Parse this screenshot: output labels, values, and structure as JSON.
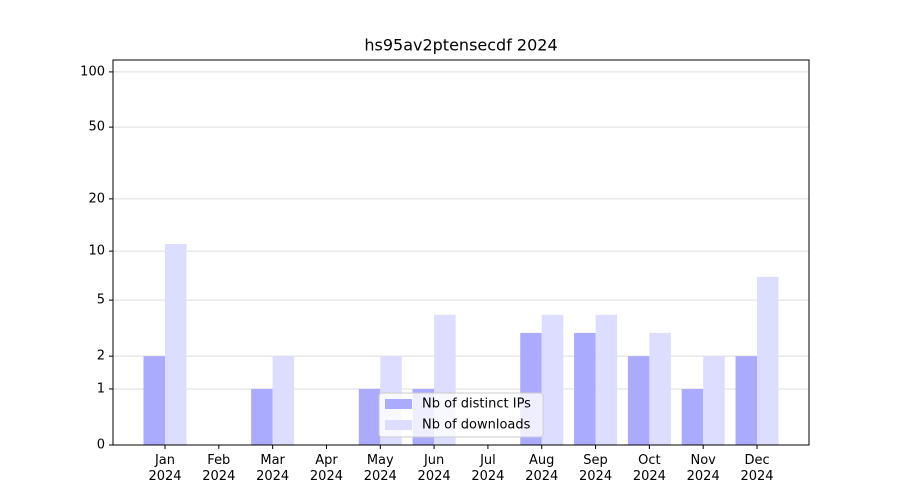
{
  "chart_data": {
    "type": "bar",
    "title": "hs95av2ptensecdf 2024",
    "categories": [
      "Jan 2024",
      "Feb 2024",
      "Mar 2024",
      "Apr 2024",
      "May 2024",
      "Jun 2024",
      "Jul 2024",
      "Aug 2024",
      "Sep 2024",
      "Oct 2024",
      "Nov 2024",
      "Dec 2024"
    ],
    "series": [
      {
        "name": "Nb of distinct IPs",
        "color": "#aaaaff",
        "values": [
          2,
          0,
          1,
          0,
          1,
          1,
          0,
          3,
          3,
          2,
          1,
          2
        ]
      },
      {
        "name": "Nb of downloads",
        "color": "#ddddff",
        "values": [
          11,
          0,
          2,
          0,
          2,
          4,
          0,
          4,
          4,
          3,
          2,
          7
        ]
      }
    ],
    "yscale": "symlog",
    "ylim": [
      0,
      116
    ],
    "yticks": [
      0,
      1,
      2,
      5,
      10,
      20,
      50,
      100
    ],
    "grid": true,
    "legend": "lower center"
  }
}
################
**REQUIREMENTS**
Keep the pictures out of the copy and return the rest of the data above exactly.

**RESULT BELOW**
Parse this screenshot: output labels, values, and structure as JSON.
{
  "chart_data": {
    "type": "bar",
    "title": "hs95av2ptensecdf 2024",
    "categories": [
      "Jan 2024",
      "Feb 2024",
      "Mar 2024",
      "Apr 2024",
      "May 2024",
      "Jun 2024",
      "Jul 2024",
      "Aug 2024",
      "Sep 2024",
      "Oct 2024",
      "Nov 2024",
      "Dec 2024"
    ],
    "series": [
      {
        "name": "Nb of distinct IPs",
        "color": "#aaaaff",
        "values": [
          2,
          0,
          1,
          0,
          1,
          1,
          0,
          3,
          3,
          2,
          1,
          2
        ]
      },
      {
        "name": "Nb of downloads",
        "color": "#ddddff",
        "values": [
          11,
          0,
          2,
          0,
          2,
          4,
          0,
          4,
          4,
          3,
          2,
          7
        ]
      }
    ],
    "yscale": "symlog",
    "ylim": [
      0,
      116
    ],
    "yticks": [
      0,
      1,
      2,
      5,
      10,
      20,
      50,
      100
    ],
    "grid": true,
    "legend": "lower center"
  }
}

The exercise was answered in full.